What to produce |
Go through the listing and copy every line word for word.

Collection entries
..........
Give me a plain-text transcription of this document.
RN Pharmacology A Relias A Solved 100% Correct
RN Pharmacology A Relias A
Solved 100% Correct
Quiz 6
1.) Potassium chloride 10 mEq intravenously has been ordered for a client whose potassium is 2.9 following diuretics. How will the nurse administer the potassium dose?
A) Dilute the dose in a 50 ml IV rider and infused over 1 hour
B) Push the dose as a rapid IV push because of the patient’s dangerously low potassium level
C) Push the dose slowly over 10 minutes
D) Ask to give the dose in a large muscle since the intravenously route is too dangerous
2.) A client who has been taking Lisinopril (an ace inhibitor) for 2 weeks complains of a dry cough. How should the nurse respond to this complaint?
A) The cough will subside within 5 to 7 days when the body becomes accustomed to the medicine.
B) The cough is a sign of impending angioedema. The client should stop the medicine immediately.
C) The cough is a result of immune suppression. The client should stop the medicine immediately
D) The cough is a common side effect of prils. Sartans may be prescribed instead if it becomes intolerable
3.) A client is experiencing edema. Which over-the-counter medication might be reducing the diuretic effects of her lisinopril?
..........
Solution to the problem |
Give me a plain-text transcription of this document.
RN Pharmacology A Relias A Solved 100% Correct
RN Pharmacology A Relias A
Solved 100% Correct
Quiz 6
1.) Potassium chloride 10 mEq intravenously has been ordered for a client whose potassium is 2.9 following diuretics. How will the nurse administer the potassium dose?
A) Dilute the dose in a 50 ml IV rider and infused over 1 hour
B) Push the dose as a rapid IV push because of the patient’s dangerously low potassium level
C) Push the dose slowly over 10 minutes
D) Ask to give the dose in a large muscle since the intravenously route is too dangerous
2.) A client who has been taking Lisinopril (an ace inhibitor) for 2 weeks complains of a dry cough. How should the nurse respond to this complaint?
A) The cough will subside within 5 to 7 days when the body becomes accustomed to the medicine.
B) The cough is a sign of impending angioedema. The client should stop the medicine immediately.
C) The cough is a result of immune suppression. The client should stop the medicine immediately
D) The cough is a common side effect of prils. Sartans may be prescribed instead if it becomes intolerable
3.) A client is experiencing edema. Which over-the-counter medication might be reducing the diuretic effects of her lisinopril?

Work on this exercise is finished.